**Goal:** Pick out all lines of the entries that include the word "Effect" and copy them.

'''

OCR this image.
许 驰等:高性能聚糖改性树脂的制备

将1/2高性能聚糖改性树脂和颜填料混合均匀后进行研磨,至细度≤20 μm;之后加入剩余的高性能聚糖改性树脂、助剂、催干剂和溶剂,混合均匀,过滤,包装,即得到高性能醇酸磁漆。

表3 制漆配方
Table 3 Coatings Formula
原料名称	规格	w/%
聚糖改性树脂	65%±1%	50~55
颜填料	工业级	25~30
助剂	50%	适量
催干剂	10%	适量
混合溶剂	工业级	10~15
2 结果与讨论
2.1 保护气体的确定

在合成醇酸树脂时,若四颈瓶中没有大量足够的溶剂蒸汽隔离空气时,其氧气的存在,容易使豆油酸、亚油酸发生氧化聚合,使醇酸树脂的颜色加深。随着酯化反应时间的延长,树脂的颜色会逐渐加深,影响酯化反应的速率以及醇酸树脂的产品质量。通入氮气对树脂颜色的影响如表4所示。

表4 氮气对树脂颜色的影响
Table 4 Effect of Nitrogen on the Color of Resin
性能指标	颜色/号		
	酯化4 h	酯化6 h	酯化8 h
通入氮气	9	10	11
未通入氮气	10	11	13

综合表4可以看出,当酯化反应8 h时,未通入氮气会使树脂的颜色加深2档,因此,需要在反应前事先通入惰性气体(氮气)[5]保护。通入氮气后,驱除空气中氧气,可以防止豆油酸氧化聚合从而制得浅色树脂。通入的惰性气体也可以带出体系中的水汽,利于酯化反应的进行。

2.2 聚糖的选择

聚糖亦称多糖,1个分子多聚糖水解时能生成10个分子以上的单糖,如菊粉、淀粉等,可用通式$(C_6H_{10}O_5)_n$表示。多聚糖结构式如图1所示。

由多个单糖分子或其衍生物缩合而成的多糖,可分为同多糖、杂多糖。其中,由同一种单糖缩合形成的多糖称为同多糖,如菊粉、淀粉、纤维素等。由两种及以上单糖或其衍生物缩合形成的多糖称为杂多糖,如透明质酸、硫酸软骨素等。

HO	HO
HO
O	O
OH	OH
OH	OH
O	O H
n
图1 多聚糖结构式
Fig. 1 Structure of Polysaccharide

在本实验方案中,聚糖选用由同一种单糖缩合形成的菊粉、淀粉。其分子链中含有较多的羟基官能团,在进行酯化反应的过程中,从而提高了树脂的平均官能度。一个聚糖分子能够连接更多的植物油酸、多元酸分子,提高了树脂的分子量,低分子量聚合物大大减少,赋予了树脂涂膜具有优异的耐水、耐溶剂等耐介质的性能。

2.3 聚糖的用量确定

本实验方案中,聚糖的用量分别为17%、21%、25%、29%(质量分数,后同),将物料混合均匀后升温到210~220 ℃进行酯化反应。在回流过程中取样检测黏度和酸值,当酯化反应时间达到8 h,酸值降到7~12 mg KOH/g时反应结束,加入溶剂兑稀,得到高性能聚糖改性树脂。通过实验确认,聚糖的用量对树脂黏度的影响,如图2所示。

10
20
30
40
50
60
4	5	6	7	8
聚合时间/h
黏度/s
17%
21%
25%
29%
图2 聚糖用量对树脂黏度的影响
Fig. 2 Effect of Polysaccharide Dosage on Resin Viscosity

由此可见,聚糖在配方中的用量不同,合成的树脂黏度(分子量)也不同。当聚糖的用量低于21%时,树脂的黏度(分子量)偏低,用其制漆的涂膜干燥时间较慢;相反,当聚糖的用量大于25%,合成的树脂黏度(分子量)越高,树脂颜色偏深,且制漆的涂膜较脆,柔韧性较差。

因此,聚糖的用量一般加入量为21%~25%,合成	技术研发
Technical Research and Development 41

'''

**Task output:**
Table 4 Effect of Nitrogen on the Color of Resin
Fig. 2 Effect of Polysaccharide Dosage on Resin Viscosity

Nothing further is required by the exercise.